[Dataset rows]

______________________________

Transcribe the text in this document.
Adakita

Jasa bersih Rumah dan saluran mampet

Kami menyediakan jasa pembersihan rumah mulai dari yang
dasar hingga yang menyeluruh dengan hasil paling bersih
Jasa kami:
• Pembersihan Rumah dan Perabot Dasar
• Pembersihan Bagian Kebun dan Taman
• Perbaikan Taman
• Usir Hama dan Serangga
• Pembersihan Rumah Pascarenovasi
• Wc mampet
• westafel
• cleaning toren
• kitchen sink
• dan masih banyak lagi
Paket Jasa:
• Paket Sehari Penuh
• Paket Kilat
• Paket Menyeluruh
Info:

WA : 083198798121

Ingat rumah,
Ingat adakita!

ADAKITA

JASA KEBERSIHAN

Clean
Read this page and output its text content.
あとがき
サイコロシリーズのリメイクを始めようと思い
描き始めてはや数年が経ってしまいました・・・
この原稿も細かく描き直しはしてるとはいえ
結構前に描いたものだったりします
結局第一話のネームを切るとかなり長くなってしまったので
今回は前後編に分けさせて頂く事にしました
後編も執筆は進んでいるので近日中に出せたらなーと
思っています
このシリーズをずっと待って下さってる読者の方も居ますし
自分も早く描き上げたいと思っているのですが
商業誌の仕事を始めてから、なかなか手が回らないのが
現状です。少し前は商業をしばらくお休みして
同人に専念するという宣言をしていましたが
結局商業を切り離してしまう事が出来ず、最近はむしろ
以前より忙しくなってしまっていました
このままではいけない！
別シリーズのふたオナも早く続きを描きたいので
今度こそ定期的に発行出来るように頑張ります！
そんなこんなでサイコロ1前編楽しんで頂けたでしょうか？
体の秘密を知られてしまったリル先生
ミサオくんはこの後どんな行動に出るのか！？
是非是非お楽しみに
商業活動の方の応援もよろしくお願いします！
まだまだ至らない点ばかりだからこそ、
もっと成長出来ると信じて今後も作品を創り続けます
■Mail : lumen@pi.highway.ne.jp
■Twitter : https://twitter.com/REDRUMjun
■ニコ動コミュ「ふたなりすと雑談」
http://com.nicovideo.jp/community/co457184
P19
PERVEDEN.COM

______________________________

* _EXERCISE AIM_
From the line containing "Read this page and output its text content." to the last line of the material, please quote every line exactly and only those.

* _ANSWER_
Read this page and output its text content.
あとがき
サイコロシリーズのリメイクを始めようと思い
描き始めてはや数年が経ってしまいました・・・
この原稿も細かく描き直しはしてるとはいえ
結構前に描いたものだったりします
結局第一話のネームを切るとかなり長くなってしまったので
今回は前後編に分けさせて頂く事にしました
後編も執筆は進んでいるので近日中に出せたらなーと
思っています
このシリーズをずっと待って下さってる読者の方も居ますし
自分も早く描き上げたいと思っているのですが
商業誌の仕事を始めてから、なかなか手が回らないのが
現状です。少し前は商業をしばらくお休みして
同人に専念するという宣言をしていましたが
結局商業を切り離してしまう事が出来ず、最近はむしろ
以前より忙しくなってしまっていました
このままではいけない！
別シリーズのふたオナも早く続きを描きたいので
今度こそ定期的に発行出来るように頑張ります！
そんなこんなでサイコロ1前編楽しんで頂けたでしょうか？
体の秘密を知られてしまったリル先生
ミサオくんはこの後どんな行動に出るのか！？
是非是非お楽しみに
商業活動の方の応援もよろしくお願いします！
まだまだ至らない点ばかりだからこそ、
もっと成長出来ると信じて今後も作品を創り続けます
■Mail : lumen@pi.highway.ne.jp
■Twitter : https://twitter.com/REDRUMjun
■ニコ動コミュ「ふたなりすと雑談」
http://com.nicovideo.jp/community/co457184
P19
PERVEDEN.COM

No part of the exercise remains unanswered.